**INFORMATION:**
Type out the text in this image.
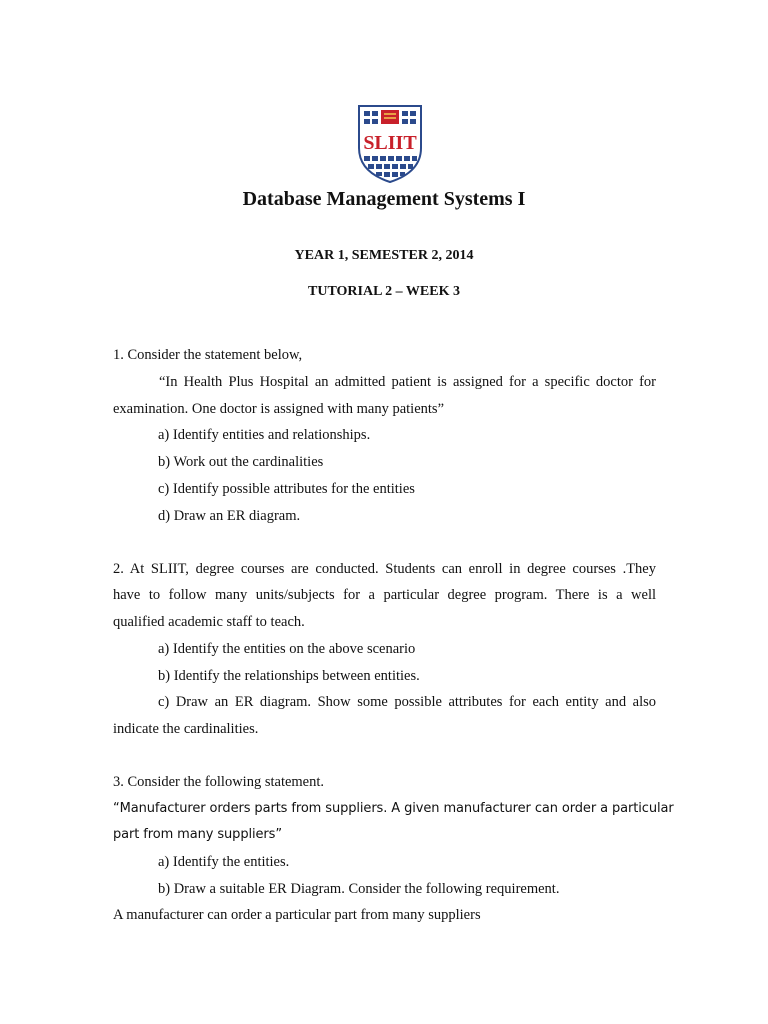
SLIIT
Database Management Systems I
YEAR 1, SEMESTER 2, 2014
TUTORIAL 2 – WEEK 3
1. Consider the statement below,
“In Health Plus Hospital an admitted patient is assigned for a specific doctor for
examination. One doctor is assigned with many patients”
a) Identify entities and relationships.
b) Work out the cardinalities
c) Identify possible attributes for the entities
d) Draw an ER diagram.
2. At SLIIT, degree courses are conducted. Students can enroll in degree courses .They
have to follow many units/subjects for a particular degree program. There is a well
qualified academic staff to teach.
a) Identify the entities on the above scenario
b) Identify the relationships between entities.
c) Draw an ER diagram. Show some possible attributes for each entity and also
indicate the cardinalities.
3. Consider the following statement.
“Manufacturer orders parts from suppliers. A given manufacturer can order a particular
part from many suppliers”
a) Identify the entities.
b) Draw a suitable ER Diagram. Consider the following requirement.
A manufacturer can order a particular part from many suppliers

**TASK GOAL:** Reproduce all lines above exactly. Leave the images out.

**RESPONSE BELOW:**
Type out the text in this image.
SLIIT
Database Management Systems I
YEAR 1, SEMESTER 2, 2014
TUTORIAL 2 – WEEK 3
1. Consider the statement below,
“In Health Plus Hospital an admitted patient is assigned for a specific doctor for
examination. One doctor is assigned with many patients”
a) Identify entities and relationships.
b) Work out the cardinalities
c) Identify possible attributes for the entities
d) Draw an ER diagram.
2. At SLIIT, degree courses are conducted. Students can enroll in degree courses .They
have to follow many units/subjects for a particular degree program. There is a well
qualified academic staff to teach.
a) Identify the entities on the above scenario
b) Identify the relationships between entities.
c) Draw an ER diagram. Show some possible attributes for each entity and also
indicate the cardinalities.
3. Consider the following statement.
“Manufacturer orders parts from suppliers. A given manufacturer can order a particular
part from many suppliers”
a) Identify the entities.
b) Draw a suitable ER Diagram. Consider the following requirement.
A manufacturer can order a particular part from many suppliers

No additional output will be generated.